--- Exercise brief ---
Extract every line of the material below and reproduce it faithfully.

--- Provided material ---

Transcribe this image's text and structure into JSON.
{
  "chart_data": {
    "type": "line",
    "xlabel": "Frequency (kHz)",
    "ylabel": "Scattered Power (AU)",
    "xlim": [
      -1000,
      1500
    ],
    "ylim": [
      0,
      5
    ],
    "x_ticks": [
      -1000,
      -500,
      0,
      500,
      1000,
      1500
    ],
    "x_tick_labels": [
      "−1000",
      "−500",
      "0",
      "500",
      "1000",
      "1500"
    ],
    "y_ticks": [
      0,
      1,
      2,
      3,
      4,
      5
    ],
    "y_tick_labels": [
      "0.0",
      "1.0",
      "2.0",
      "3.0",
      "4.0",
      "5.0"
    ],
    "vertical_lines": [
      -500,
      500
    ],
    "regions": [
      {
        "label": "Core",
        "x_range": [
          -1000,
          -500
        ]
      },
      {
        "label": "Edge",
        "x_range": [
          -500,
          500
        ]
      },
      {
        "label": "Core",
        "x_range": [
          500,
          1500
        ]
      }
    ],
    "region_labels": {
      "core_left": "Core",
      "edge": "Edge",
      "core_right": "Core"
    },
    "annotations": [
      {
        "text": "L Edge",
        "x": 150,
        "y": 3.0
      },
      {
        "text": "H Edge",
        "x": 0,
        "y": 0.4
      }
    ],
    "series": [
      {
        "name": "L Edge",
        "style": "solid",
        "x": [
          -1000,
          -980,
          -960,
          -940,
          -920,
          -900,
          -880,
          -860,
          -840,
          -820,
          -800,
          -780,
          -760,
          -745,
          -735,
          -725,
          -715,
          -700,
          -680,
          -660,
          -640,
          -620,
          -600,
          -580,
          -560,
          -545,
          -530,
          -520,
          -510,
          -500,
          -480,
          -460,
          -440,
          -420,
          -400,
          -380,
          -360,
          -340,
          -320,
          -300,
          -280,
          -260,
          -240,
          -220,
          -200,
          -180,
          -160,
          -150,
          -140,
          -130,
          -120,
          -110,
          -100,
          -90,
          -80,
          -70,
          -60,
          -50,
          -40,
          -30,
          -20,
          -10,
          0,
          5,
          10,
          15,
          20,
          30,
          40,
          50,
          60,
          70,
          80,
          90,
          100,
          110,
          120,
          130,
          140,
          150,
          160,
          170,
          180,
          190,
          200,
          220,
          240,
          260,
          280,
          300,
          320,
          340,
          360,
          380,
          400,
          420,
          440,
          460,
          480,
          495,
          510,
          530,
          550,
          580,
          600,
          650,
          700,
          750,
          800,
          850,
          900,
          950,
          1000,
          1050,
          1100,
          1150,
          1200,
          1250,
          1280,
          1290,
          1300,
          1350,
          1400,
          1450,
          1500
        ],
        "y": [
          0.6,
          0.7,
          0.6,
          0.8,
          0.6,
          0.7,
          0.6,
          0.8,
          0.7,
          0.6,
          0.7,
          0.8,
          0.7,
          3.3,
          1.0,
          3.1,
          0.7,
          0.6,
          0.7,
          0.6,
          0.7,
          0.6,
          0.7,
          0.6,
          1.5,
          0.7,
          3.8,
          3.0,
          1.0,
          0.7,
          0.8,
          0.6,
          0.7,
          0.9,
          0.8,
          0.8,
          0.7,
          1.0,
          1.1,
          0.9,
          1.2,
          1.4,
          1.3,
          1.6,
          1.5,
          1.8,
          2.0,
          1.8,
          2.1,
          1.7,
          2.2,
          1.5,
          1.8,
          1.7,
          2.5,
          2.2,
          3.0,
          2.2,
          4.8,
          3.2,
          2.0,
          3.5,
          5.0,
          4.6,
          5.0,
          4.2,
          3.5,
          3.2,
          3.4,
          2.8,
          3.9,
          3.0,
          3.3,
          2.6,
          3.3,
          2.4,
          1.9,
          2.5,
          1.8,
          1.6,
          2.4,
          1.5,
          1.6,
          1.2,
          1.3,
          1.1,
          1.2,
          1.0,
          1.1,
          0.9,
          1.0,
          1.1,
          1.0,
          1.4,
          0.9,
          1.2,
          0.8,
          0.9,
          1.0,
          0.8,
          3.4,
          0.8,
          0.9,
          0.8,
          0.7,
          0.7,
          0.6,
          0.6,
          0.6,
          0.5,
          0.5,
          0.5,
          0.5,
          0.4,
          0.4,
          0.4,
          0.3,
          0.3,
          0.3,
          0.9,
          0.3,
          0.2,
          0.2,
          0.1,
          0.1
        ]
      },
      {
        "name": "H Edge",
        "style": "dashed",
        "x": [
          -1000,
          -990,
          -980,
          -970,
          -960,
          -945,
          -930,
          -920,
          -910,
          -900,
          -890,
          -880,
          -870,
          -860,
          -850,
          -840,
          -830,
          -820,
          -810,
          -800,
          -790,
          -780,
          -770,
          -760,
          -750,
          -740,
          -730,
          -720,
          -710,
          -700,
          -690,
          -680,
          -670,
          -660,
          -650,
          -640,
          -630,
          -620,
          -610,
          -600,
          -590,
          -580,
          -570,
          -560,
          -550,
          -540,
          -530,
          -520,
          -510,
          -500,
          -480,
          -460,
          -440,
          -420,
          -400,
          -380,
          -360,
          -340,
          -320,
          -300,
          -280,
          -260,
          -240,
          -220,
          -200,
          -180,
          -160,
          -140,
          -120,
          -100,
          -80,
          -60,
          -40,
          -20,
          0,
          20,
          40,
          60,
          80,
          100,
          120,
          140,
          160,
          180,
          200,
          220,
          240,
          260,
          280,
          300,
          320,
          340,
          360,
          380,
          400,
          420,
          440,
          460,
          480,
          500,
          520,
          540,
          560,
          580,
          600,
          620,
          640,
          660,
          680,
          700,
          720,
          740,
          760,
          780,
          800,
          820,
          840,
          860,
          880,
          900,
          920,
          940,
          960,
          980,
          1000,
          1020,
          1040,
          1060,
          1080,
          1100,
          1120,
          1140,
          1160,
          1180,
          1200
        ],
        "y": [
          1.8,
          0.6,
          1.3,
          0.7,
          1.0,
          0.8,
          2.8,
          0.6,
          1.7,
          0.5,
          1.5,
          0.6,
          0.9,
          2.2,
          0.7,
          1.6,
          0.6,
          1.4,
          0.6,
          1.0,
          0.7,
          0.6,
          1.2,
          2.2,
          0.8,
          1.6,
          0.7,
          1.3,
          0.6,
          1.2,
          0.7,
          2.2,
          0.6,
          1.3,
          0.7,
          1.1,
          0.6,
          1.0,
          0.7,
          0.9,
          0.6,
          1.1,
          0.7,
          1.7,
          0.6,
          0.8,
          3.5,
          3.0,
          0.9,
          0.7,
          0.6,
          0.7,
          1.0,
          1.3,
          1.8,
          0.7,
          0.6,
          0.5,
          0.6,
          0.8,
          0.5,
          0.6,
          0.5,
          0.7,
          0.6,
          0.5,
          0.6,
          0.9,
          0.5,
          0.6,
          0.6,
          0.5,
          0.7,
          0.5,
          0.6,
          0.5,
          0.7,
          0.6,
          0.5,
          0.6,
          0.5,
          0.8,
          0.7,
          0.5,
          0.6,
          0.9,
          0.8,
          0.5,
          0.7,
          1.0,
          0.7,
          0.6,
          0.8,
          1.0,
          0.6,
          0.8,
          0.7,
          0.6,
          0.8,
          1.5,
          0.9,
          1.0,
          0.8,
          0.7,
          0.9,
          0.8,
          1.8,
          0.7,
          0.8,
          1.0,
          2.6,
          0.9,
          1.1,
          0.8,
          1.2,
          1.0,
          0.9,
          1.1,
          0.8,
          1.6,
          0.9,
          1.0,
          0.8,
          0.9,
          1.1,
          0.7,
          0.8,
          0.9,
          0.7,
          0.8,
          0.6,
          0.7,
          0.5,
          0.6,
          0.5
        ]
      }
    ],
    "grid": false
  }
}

--- Final answer ---
Transcribe this image's text and structure into JSON.
{
  "chart_data": {
    "type": "line",
    "xlabel": "Frequency (kHz)",
    "ylabel": "Scattered Power (AU)",
    "xlim": [
      -1000,
      1500
    ],
    "ylim": [
      0,
      5
    ],
    "x_ticks": [
      -1000,
      -500,
      0,
      500,
      1000,
      1500
    ],
    "x_tick_labels": [
      "−1000",
      "−500",
      "0",
      "500",
      "1000",
      "1500"
    ],
    "y_ticks": [
      0,
      1,
      2,
      3,
      4,
      5
    ],
    "y_tick_labels": [
      "0.0",
      "1.0",
      "2.0",
      "3.0",
      "4.0",
      "5.0"
    ],
    "vertical_lines": [
      -500,
      500
    ],
    "regions": [
      {
        "label": "Core",
        "x_range": [
          -1000,
          -500
        ]
      },
      {
        "label": "Edge",
        "x_range": [
          -500,
          500
        ]
      },
      {
        "label": "Core",
        "x_range": [
          500,
          1500
        ]
      }
    ],
    "region_labels": {
      "core_left": "Core",
      "edge": "Edge",
      "core_right": "Core"
    },
    "annotations": [
      {
        "text": "L Edge",
        "x": 150,
        "y": 3.0
      },
      {
        "text": "H Edge",
        "x": 0,
        "y": 0.4
      }
    ],
    "series": [
      {
        "name": "L Edge",
        "style": "solid",
        "x": [
          -1000,
          -980,
          -960,
          -940,
          -920,
          -900,
          -880,
          -860,
          -840,
          -820,
          -800,
          -780,
          -760,
          -745,
          -735,
          -725,
          -715,
          -700,
          -680,
          -660,
          -640,
          -620,
          -600,
          -580,
          -560,
          -545,
          -530,
          -520,
          -510,
          -500,
          -480,
          -460,
          -440,
          -420,
          -400,
          -380,
          -360,
          -340,
          -320,
          -300,
          -280,
          -260,
          -240,
          -220,
          -200,
          -180,
          -160,
          -150,
          -140,
          -130,
          -120,
          -110,
          -100,
          -90,
          -80,
          -70,
          -60,
          -50,
          -40,
          -30,
          -20,
          -10,
          0,
          5,
          10,
          15,
          20,
          30,
          40,
          50,
          60,
          70,
          80,
          90,
          100,
          110,
          120,
          130,
          140,
          150,
          160,
          170,
          180,
          190,
          200,
          220,
          240,
          260,
          280,
          300,
          320,
          340,
          360,
          380,
          400,
          420,
          440,
          460,
          480,
          495,
          510,
          530,
          550,
          580,
          600,
          650,
          700,
          750,
          800,
          850,
          900,
          950,
          1000,
          1050,
          1100,
          1150,
          1200,
          1250,
          1280,
          1290,
          1300,
          1350,
          1400,
          1450,
          1500
        ],
        "y": [
          0.6,
          0.7,
          0.6,
          0.8,
          0.6,
          0.7,
          0.6,
          0.8,
          0.7,
          0.6,
          0.7,
          0.8,
          0.7,
          3.3,
          1.0,
          3.1,
          0.7,
          0.6,
          0.7,
          0.6,
          0.7,
          0.6,
          0.7,
          0.6,
          1.5,
          0.7,
          3.8,
          3.0,
          1.0,
          0.7,
          0.8,
          0.6,
          0.7,
          0.9,
          0.8,
          0.8,
          0.7,
          1.0,
          1.1,
          0.9,
          1.2,
          1.4,
          1.3,
          1.6,
          1.5,
          1.8,
          2.0,
          1.8,
          2.1,
          1.7,
          2.2,
          1.5,
          1.8,
          1.7,
          2.5,
          2.2,
          3.0,
          2.2,
          4.8,
          3.2,
          2.0,
          3.5,
          5.0,
          4.6,
          5.0,
          4.2,
          3.5,
          3.2,
          3.4,
          2.8,
          3.9,
          3.0,
          3.3,
          2.6,
          3.3,
          2.4,
          1.9,
          2.5,
          1.8,
          1.6,
          2.4,
          1.5,
          1.6,
          1.2,
          1.3,
          1.1,
          1.2,
          1.0,
          1.1,
          0.9,
          1.0,
          1.1,
          1.0,
          1.4,
          0.9,
          1.2,
          0.8,
          0.9,
          1.0,
          0.8,
          3.4,
          0.8,
          0.9,
          0.8,
          0.7,
          0.7,
          0.6,
          0.6,
          0.6,
          0.5,
          0.5,
          0.5,
          0.5,
          0.4,
          0.4,
          0.4,
          0.3,
          0.3,
          0.3,
          0.9,
          0.3,
          0.2,
          0.2,
          0.1,
          0.1
        ]
      },
      {
        "name": "H Edge",
        "style": "dashed",
        "x": [
          -1000,
          -990,
          -980,
          -970,
          -960,
          -945,
          -930,
          -920,
          -910,
          -900,
          -890,
          -880,
          -870,
          -860,
          -850,
          -840,
          -830,
          -820,
          -810,
          -800,
          -790,
          -780,
          -770,
          -760,
          -750,
          -740,
          -730,
          -720,
          -710,
          -700,
          -690,
          -680,
          -670,
          -660,
          -650,
          -640,
          -630,
          -620,
          -610,
          -600,
          -590,
          -580,
          -570,
          -560,
          -550,
          -540,
          -530,
          -520,
          -510,
          -500,
          -480,
          -460,
          -440,
          -420,
          -400,
          -380,
          -360,
          -340,
          -320,
          -300,
          -280,
          -260,
          -240,
          -220,
          -200,
          -180,
          -160,
          -140,
          -120,
          -100,
          -80,
          -60,
          -40,
          -20,
          0,
          20,
          40,
          60,
          80,
          100,
          120,
          140,
          160,
          180,
          200,
          220,
          240,
          260,
          280,
          300,
          320,
          340,
          360,
          380,
          400,
          420,
          440,
          460,
          480,
          500,
          520,
          540,
          560,
          580,
          600,
          620,
          640,
          660,
          680,
          700,
          720,
          740,
          760,
          780,
          800,
          820,
          840,
          860,
          880,
          900,
          920,
          940,
          960,
          980,
          1000,
          1020,
          1040,
          1060,
          1080,
          1100,
          1120,
          1140,
          1160,
          1180,
          1200
        ],
        "y": [
          1.8,
          0.6,
          1.3,
          0.7,
          1.0,
          0.8,
          2.8,
          0.6,
          1.7,
          0.5,
          1.5,
          0.6,
          0.9,
          2.2,
          0.7,
          1.6,
          0.6,
          1.4,
          0.6,
          1.0,
          0.7,
          0.6,
          1.2,
          2.2,
          0.8,
          1.6,
          0.7,
          1.3,
          0.6,
          1.2,
          0.7,
          2.2,
          0.6,
          1.3,
          0.7,
          1.1,
          0.6,
          1.0,
          0.7,
          0.9,
          0.6,
          1.1,
          0.7,
          1.7,
          0.6,
          0.8,
          3.5,
          3.0,
          0.9,
          0.7,
          0.6,
          0.7,
          1.0,
          1.3,
          1.8,
          0.7,
          0.6,
          0.5,
          0.6,
          0.8,
          0.5,
          0.6,
          0.5,
          0.7,
          0.6,
          0.5,
          0.6,
          0.9,
          0.5,
          0.6,
          0.6,
          0.5,
          0.7,
          0.5,
          0.6,
          0.5,
          0.7,
          0.6,
          0.5,
          0.6,
          0.5,
          0.8,
          0.7,
          0.5,
          0.6,
          0.9,
          0.8,
          0.5,
          0.7,
          1.0,
          0.7,
          0.6,
          0.8,
          1.0,
          0.6,
          0.8,
          0.7,
          0.6,
          0.8,
          1.5,
          0.9,
          1.0,
          0.8,
          0.7,
          0.9,
          0.8,
          1.8,
          0.7,
          0.8,
          1.0,
          2.6,
          0.9,
          1.1,
          0.8,
          1.2,
          1.0,
          0.9,
          1.1,
          0.8,
          1.6,
          0.9,
          1.0,
          0.8,
          0.9,
          1.1,
          0.7,
          0.8,
          0.9,
          0.7,
          0.8,
          0.6,
          0.7,
          0.5,
          0.6,
          0.5
        ]
      }
    ],
    "grid": false
  }
}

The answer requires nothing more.